> _WORK INSTRUCTIONS_
Count how many lines of the material below have the word "Hours" and give only the number.

(Stored entries)
■ ■ ■ ■

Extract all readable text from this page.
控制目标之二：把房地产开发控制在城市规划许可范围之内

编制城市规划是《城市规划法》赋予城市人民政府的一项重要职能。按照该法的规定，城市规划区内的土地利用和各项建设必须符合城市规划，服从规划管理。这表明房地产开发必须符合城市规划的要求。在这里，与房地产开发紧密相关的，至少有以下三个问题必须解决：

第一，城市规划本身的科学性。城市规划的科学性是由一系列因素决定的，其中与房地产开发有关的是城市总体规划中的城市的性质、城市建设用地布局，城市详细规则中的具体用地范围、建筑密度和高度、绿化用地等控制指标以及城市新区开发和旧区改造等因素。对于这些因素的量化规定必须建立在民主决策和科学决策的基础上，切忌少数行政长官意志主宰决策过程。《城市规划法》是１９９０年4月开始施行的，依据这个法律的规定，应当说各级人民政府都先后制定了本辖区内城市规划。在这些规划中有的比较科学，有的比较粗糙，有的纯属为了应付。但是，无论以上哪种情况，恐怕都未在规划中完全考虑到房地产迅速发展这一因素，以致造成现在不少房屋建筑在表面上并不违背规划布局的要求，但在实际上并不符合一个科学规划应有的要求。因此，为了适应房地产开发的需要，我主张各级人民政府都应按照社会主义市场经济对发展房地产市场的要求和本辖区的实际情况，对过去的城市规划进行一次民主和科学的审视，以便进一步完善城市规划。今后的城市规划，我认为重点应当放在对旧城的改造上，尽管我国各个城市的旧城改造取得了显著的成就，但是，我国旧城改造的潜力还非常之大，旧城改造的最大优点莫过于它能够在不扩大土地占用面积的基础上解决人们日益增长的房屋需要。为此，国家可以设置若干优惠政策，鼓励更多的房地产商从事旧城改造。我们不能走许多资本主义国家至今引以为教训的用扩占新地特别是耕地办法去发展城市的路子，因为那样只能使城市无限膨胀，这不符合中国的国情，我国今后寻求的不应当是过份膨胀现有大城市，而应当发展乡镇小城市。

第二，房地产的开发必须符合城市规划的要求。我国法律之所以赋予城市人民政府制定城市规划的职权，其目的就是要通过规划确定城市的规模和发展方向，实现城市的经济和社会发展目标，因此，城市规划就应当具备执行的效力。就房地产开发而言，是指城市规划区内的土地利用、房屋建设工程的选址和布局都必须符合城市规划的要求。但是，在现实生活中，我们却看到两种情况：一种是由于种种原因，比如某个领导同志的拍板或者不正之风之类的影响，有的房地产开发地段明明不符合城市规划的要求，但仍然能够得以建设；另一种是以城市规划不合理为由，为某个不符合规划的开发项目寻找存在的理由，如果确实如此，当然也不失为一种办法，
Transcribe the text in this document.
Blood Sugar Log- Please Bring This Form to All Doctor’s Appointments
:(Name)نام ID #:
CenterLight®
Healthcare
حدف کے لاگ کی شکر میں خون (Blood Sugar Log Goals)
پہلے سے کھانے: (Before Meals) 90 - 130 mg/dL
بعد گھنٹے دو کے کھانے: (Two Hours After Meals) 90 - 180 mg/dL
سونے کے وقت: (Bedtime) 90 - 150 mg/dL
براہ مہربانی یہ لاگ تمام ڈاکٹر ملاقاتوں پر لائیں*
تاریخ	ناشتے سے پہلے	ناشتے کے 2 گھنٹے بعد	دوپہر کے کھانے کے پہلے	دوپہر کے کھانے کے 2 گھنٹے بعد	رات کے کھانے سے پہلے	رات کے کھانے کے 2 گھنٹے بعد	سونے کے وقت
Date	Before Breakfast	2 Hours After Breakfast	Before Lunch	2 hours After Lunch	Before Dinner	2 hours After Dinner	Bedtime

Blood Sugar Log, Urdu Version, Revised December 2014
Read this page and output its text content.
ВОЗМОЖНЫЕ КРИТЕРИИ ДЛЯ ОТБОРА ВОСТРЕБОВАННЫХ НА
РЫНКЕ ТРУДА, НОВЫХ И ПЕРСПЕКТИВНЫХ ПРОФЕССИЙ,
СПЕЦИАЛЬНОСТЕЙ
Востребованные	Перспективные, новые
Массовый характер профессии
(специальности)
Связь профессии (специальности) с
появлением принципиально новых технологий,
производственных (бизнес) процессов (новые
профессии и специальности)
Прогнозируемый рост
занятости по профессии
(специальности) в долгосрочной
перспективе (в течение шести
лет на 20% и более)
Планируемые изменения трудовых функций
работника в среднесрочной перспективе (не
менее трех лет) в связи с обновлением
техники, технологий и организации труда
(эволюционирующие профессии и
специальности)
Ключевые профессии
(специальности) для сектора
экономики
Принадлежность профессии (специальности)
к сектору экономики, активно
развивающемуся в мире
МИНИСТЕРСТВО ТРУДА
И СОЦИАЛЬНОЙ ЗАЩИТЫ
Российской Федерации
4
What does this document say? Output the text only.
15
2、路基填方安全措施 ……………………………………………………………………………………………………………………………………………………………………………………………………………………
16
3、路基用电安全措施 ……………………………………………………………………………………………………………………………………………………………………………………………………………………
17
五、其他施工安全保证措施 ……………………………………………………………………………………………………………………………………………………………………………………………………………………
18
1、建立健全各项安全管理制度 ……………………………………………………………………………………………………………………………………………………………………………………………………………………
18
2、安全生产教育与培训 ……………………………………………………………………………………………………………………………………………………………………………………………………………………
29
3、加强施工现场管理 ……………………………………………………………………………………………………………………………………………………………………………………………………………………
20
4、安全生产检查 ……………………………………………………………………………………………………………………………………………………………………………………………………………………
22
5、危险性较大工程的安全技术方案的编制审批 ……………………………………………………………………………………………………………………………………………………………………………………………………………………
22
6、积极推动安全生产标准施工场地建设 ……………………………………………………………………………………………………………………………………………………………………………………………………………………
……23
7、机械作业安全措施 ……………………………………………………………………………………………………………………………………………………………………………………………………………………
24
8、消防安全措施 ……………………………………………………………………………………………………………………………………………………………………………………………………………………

■ ■ ■ ■

> _WORKED SOLUTION_
2